Ausgangstext |
Die Ratten haben den Stadtgarten erobert, während viele Jahre über dessen Neugestaltung diskutiert wurde – und man die Finanzierung im Stadthaushalt aufschob. 2019 will man im Rathaus einen neuen Anlauf unternehmen.
Stuttgart - Wegen Ratten ist der Schädlingsbekämpfer Stephan Burkhardt das ganze Jahr über fast täglich in Stuttgart und Umgebung unterwegs. Die Gründe? „Es wird viel zu viel Müll einfach weggeworfen, er wird häufig nicht in geschlossenen Tonnen aufbewahrt. Und es werden zu viele Lebensmittel in den Toiletten weggespült, die so in die Kanalisation geraten. Das sind alles optimale Nahrungsquellen für Ratten.“
Eine andere Ursache – auch im Blick auf die Ratten, die in der Universitätsbibliothek beim Stadtgarten Archivbestände im Wert von mehr als 200 000 Euro zerstört haben – sind Baustellen. Die Stuttgarter Zeitung hatte zuerst über das Thema berichtet. Burkhardt: „Baustellen zerstören die Lebensräume von Ratten, Mäusen oder Insekten. Deshalb suchen sie sich neue Bereiche.“ Das kann nach Burkhardts Erfahrungen schon eine Querstraße weiter sein, bei Großbaustellen wie Stuttgart 21 sind die Ausweichbewegungen der Tiere entsprechend größer.

Aufgabenstellung | Wie lautet der Artikel über die Ratten im Stadtgarten von „Die Ratten haben“ bis einschließlich „neuen Anlauf unternehmen.“, wenn man „Rathaus“ gegen „Gemeinderat“ tauscht?

Bereitgestellte Daten |

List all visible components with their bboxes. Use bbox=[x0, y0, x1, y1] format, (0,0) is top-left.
...
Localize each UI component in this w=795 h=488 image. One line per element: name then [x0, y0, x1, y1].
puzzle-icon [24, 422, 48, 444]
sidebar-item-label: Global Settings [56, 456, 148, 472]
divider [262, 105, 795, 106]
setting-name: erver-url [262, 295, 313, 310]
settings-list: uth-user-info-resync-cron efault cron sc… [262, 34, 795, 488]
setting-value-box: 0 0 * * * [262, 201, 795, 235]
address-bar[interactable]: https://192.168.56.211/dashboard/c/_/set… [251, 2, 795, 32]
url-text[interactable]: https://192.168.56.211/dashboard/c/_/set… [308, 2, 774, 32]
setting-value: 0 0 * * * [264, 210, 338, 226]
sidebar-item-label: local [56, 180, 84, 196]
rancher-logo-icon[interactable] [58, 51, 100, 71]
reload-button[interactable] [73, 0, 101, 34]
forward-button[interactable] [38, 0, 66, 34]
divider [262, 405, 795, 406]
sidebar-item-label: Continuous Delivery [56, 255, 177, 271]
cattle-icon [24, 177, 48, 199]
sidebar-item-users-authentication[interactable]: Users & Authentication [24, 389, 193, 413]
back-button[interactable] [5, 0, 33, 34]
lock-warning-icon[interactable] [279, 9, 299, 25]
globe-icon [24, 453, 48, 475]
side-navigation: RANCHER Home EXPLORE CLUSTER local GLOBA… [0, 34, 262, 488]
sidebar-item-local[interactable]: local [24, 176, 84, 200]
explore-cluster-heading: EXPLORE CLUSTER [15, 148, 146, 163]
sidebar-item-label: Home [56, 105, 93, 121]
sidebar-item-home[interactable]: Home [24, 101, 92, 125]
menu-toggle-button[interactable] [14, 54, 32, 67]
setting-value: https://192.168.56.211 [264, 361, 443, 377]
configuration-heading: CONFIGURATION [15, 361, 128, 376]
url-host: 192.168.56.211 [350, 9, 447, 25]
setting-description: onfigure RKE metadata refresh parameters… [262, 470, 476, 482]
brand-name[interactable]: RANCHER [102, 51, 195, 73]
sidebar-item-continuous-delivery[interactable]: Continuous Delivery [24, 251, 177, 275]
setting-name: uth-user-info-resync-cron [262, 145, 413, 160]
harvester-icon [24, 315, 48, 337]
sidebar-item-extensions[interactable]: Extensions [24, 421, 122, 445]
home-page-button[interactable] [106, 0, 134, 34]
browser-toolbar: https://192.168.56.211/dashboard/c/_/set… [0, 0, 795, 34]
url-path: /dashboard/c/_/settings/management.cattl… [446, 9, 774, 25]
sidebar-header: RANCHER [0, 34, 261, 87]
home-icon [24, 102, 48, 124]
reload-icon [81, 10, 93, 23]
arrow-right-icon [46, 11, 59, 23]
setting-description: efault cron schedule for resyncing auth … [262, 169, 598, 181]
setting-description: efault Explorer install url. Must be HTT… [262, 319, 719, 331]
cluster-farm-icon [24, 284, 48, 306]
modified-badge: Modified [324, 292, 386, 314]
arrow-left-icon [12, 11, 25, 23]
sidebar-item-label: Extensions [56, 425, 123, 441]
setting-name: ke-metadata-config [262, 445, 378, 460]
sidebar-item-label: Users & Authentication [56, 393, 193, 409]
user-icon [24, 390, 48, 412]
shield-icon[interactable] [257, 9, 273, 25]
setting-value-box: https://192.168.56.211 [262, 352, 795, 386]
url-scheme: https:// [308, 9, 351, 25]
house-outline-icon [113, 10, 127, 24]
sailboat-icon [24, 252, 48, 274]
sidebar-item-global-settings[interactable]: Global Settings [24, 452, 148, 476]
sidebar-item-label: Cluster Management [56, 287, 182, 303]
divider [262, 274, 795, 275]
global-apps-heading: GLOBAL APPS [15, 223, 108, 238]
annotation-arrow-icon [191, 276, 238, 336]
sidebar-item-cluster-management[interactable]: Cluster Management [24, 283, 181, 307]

Antwort |
Die Ratten haben den Stadtgarten erobert, während viele Jahre über dessen Neugestaltung diskutiert wurde – und man die Finanzierung im Stadthaushalt aufschob. 2019 will man im Gemeinderat einen neuen Anlauf unternehmen.